-- Problem description --
Write each line out exactly, leaving none out.

- - - - - - -

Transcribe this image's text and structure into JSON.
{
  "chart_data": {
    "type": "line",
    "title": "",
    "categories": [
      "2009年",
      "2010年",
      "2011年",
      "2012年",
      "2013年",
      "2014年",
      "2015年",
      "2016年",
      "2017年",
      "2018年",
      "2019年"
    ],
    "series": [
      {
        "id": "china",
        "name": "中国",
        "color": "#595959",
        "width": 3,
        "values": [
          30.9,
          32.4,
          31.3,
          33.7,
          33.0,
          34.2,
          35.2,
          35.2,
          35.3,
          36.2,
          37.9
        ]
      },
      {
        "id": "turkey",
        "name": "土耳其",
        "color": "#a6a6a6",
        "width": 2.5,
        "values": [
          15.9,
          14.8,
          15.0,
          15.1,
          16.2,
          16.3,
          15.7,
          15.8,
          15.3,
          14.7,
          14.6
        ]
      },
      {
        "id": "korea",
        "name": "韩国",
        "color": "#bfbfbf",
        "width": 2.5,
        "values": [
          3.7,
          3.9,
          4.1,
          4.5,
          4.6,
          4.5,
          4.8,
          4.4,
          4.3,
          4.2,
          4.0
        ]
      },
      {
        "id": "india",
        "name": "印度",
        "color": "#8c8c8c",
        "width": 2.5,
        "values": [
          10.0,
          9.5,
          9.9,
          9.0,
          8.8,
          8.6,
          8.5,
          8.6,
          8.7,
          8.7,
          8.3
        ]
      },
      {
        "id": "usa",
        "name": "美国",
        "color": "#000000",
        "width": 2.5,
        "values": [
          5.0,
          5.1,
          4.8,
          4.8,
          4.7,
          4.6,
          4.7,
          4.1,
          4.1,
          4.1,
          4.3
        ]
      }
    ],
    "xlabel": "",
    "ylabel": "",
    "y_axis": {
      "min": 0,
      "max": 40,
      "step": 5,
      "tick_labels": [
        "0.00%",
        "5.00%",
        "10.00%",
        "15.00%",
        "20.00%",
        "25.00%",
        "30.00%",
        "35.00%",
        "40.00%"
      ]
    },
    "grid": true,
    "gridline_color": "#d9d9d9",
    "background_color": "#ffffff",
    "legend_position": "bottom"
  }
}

- - - - - - -

-- Full answer --
Transcribe this image's text and structure into JSON.
{
  "chart_data": {
    "type": "line",
    "title": "",
    "categories": [
      "2009年",
      "2010年",
      "2011年",
      "2012年",
      "2013年",
      "2014年",
      "2015年",
      "2016年",
      "2017年",
      "2018年",
      "2019年"
    ],
    "series": [
      {
        "id": "china",
        "name": "中国",
        "color": "#595959",
        "width": 3,
        "values": [
          30.9,
          32.4,
          31.3,
          33.7,
          33.0,
          34.2,
          35.2,
          35.2,
          35.3,
          36.2,
          37.9
        ]
      },
      {
        "id": "turkey",
        "name": "土耳其",
        "color": "#a6a6a6",
        "width": 2.5,
        "values": [
          15.9,
          14.8,
          15.0,
          15.1,
          16.2,
          16.3,
          15.7,
          15.8,
          15.3,
          14.7,
          14.6
        ]
      },
      {
        "id": "korea",
        "name": "韩国",
        "color": "#bfbfbf",
        "width": 2.5,
        "values": [
          3.7,
          3.9,
          4.1,
          4.5,
          4.6,
          4.5,
          4.8,
          4.4,
          4.3,
          4.2,
          4.0
        ]
      },
      {
        "id": "india",
        "name": "印度",
        "color": "#8c8c8c",
        "width": 2.5,
        "values": [
          10.0,
          9.5,
          9.9,
          9.0,
          8.8,
          8.6,
          8.5,
          8.6,
          8.7,
          8.7,
          8.3
        ]
      },
      {
        "id": "usa",
        "name": "美国",
        "color": "#000000",
        "width": 2.5,
        "values": [
          5.0,
          5.1,
          4.8,
          4.8,
          4.7,
          4.6,
          4.7,
          4.1,
          4.1,
          4.1,
          4.3
        ]
      }
    ],
    "xlabel": "",
    "ylabel": "",
    "y_axis": {
      "min": 0,
      "max": 40,
      "step": 5,
      "tick_labels": [
        "0.00%",
        "5.00%",
        "10.00%",
        "15.00%",
        "20.00%",
        "25.00%",
        "30.00%",
        "35.00%",
        "40.00%"
      ]
    },
    "grid": true,
    "gridline_color": "#d9d9d9",
    "background_color": "#ffffff",
    "legend_position": "bottom"
  }
}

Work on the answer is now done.